● SUPPLIED DATA:
>>>>

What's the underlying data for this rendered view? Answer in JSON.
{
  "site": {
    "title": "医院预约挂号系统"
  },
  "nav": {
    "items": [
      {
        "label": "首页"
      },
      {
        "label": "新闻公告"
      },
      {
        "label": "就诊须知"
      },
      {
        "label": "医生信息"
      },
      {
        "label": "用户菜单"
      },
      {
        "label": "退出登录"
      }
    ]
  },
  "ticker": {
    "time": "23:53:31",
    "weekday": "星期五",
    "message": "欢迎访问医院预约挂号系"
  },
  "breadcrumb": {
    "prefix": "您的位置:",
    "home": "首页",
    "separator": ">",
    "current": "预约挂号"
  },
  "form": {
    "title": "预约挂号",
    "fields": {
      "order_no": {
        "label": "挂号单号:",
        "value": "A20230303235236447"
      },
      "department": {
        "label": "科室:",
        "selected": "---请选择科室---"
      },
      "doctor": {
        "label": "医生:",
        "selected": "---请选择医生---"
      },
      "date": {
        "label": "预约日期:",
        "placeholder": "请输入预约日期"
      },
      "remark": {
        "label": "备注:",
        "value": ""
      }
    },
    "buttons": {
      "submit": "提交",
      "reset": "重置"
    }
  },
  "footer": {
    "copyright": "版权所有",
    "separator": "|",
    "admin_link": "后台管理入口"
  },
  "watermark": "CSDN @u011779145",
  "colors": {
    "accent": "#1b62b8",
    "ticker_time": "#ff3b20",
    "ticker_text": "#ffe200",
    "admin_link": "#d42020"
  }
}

<<<<
>>>>

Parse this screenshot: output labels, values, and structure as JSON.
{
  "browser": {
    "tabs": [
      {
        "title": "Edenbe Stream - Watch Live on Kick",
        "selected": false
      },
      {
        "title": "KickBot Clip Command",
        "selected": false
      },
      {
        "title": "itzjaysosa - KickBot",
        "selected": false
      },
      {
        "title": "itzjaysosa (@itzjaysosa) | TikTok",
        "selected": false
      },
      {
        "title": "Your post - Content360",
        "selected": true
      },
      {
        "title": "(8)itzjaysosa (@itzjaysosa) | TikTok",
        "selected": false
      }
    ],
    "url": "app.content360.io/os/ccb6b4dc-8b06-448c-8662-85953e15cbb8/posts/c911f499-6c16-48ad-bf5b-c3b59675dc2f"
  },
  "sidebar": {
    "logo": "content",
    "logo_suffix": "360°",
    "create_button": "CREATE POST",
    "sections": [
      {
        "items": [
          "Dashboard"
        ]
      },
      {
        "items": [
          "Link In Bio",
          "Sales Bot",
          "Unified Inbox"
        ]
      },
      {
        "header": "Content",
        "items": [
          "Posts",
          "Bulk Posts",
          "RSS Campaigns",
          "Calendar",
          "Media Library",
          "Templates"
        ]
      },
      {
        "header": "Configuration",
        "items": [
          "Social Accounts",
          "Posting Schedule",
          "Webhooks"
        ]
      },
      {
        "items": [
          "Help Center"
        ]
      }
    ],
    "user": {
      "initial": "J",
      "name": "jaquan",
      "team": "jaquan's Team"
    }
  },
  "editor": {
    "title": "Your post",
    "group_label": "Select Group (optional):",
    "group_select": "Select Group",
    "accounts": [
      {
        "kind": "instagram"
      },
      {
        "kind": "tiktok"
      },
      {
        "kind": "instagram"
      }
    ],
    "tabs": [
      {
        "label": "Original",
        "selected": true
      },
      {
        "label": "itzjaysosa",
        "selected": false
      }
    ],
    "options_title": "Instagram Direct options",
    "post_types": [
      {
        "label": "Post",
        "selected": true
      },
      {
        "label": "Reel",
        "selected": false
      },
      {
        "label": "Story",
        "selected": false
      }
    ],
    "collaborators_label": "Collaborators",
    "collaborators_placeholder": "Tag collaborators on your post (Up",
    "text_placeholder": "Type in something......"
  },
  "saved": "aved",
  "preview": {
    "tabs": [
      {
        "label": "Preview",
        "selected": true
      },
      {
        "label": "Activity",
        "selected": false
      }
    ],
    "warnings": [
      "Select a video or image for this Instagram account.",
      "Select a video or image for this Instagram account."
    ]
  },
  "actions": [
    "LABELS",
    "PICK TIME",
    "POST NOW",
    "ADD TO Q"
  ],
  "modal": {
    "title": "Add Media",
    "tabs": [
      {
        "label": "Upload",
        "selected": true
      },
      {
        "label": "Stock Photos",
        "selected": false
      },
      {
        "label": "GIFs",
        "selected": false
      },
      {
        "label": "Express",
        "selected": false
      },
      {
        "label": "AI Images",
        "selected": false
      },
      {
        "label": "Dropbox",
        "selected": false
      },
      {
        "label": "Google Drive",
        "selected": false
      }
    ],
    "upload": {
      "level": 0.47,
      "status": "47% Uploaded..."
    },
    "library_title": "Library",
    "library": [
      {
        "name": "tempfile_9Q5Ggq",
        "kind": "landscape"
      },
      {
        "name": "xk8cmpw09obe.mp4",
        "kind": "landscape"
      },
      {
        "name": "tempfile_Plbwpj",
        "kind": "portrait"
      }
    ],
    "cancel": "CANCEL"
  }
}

<<<<

● WORK TO BE COMPLETED:
Gather, from the listing above, every line carrying the word "header".

● FINISHED EXERCISE:
        "header": "Content",
        "header": "Configuration",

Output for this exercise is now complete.